-- Start of Recorded information --

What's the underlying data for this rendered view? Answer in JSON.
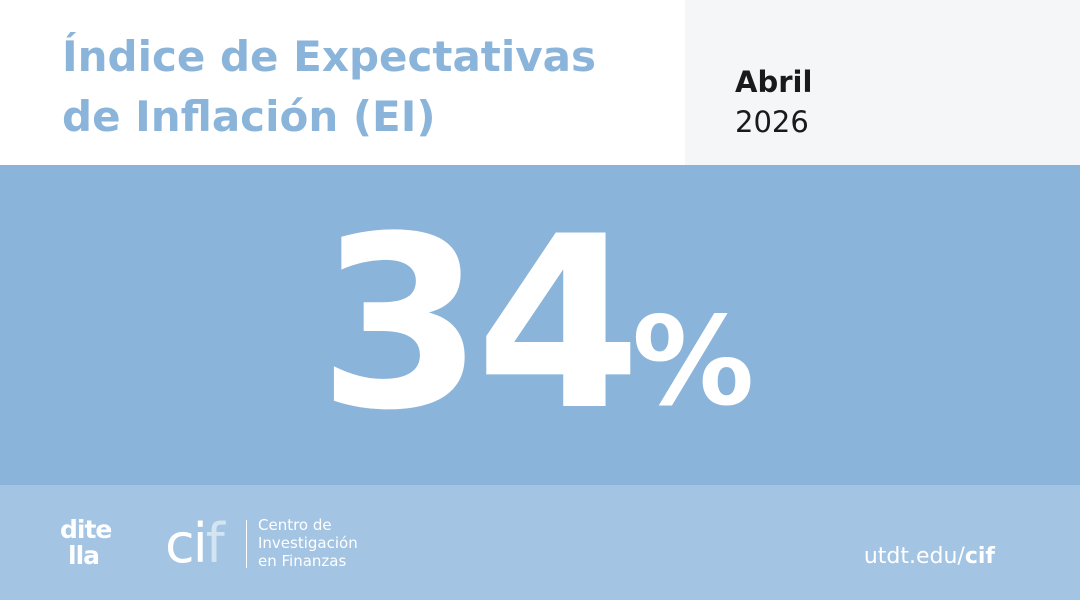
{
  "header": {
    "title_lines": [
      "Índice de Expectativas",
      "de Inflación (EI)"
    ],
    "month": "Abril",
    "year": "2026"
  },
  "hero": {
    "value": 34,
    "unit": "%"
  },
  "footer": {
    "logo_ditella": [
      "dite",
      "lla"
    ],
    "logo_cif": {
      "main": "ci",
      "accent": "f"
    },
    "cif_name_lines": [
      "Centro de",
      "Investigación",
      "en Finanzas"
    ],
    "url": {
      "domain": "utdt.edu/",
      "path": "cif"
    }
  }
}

-- End of Recorded information --

Exercise brief: Nothing in the entries above should change when they are printed again, except that the pictures are dropped.

Correct answer:
What's the underlying data for this rendered view? Answer in JSON.
{
  "header": {
    "title_lines": [
      "Índice de Expectativas",
      "de Inflación (EI)"
    ],
    "month": "Abril",
    "year": "2026"
  },
  "hero": {
    "value": 34,
    "unit": "%"
  },
  "footer": {
    "logo_ditella": [
      "dite",
      "lla"
    ],
    "logo_cif": {
      "main": "ci",
      "accent": "f"
    },
    "cif_name_lines": [
      "Centro de",
      "Investigación",
      "en Finanzas"
    ],
    "url": {
      "domain": "utdt.edu/",
      "path": "cif"
    }
  }
}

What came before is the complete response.